» **What is asked**
Pictures don't belong in the copy; print all the records exactly.

» **Material**
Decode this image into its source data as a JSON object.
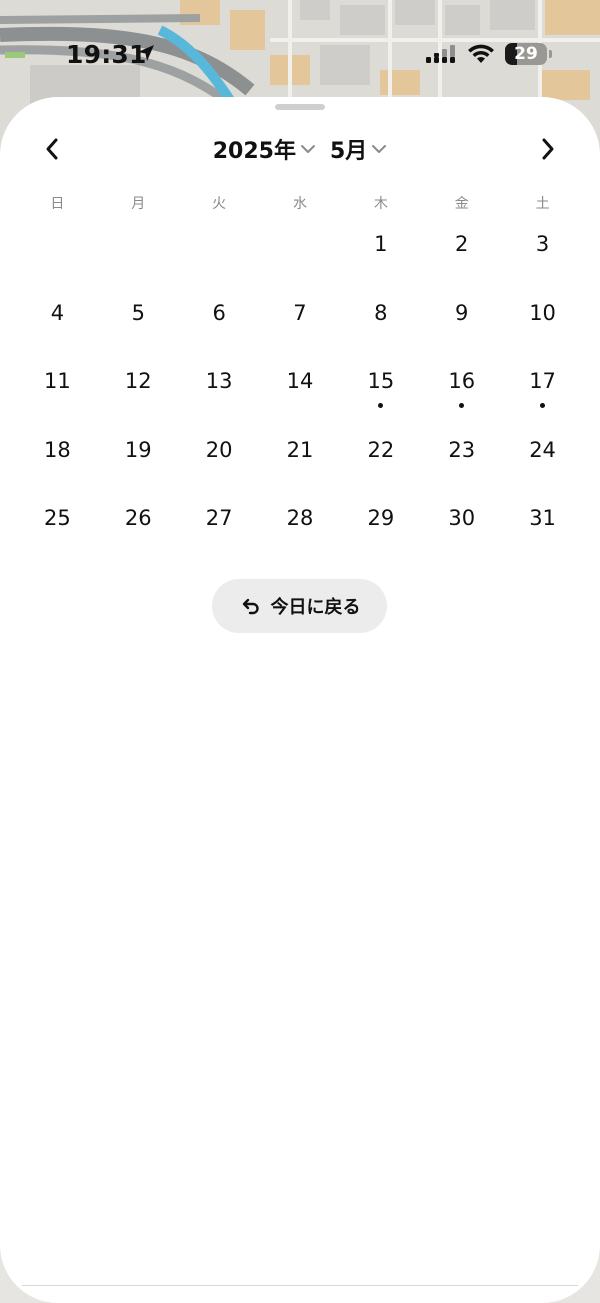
{
  "status_bar": {
    "time": "19:31",
    "battery_level": "29",
    "battery_fraction": 0.29
  },
  "icons": {
    "location": "location-arrow-icon",
    "signal": "cellular-signal-icon",
    "wifi": "wifi-icon",
    "battery": "battery-icon",
    "prev": "chevron-left-icon",
    "next": "chevron-right-icon",
    "dropdown": "chevron-down-icon",
    "back_to_today": "return-arrow-icon"
  },
  "calendar": {
    "year_label": "2025年",
    "month_label": "5月",
    "weekdays": [
      "日",
      "月",
      "火",
      "水",
      "木",
      "金",
      "土"
    ],
    "first_weekday_index": 4,
    "days": [
      "1",
      "2",
      "3",
      "4",
      "5",
      "6",
      "7",
      "8",
      "9",
      "10",
      "11",
      "12",
      "13",
      "14",
      "15",
      "16",
      "17",
      "18",
      "19",
      "20",
      "21",
      "22",
      "23",
      "24",
      "25",
      "26",
      "27",
      "28",
      "29",
      "30",
      "31"
    ],
    "days_with_events": [
      "15",
      "16",
      "17"
    ]
  },
  "actions": {
    "back_to_today_label": "今日に戻る"
  }
}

» **Expected output**
Decode this image into its source data as a JSON object.
{
  "status_bar": {
    "time": "19:31",
    "battery_level": "29",
    "battery_fraction": 0.29
  },
  "icons": {
    "location": "location-arrow-icon",
    "signal": "cellular-signal-icon",
    "wifi": "wifi-icon",
    "battery": "battery-icon",
    "prev": "chevron-left-icon",
    "next": "chevron-right-icon",
    "dropdown": "chevron-down-icon",
    "back_to_today": "return-arrow-icon"
  },
  "calendar": {
    "year_label": "2025年",
    "month_label": "5月",
    "weekdays": [
      "日",
      "月",
      "火",
      "水",
      "木",
      "金",
      "土"
    ],
    "first_weekday_index": 4,
    "days": [
      "1",
      "2",
      "3",
      "4",
      "5",
      "6",
      "7",
      "8",
      "9",
      "10",
      "11",
      "12",
      "13",
      "14",
      "15",
      "16",
      "17",
      "18",
      "19",
      "20",
      "21",
      "22",
      "23",
      "24",
      "25",
      "26",
      "27",
      "28",
      "29",
      "30",
      "31"
    ],
    "days_with_events": [
      "15",
      "16",
      "17"
    ]
  },
  "actions": {
    "back_to_today_label": "今日に戻る"
  }
}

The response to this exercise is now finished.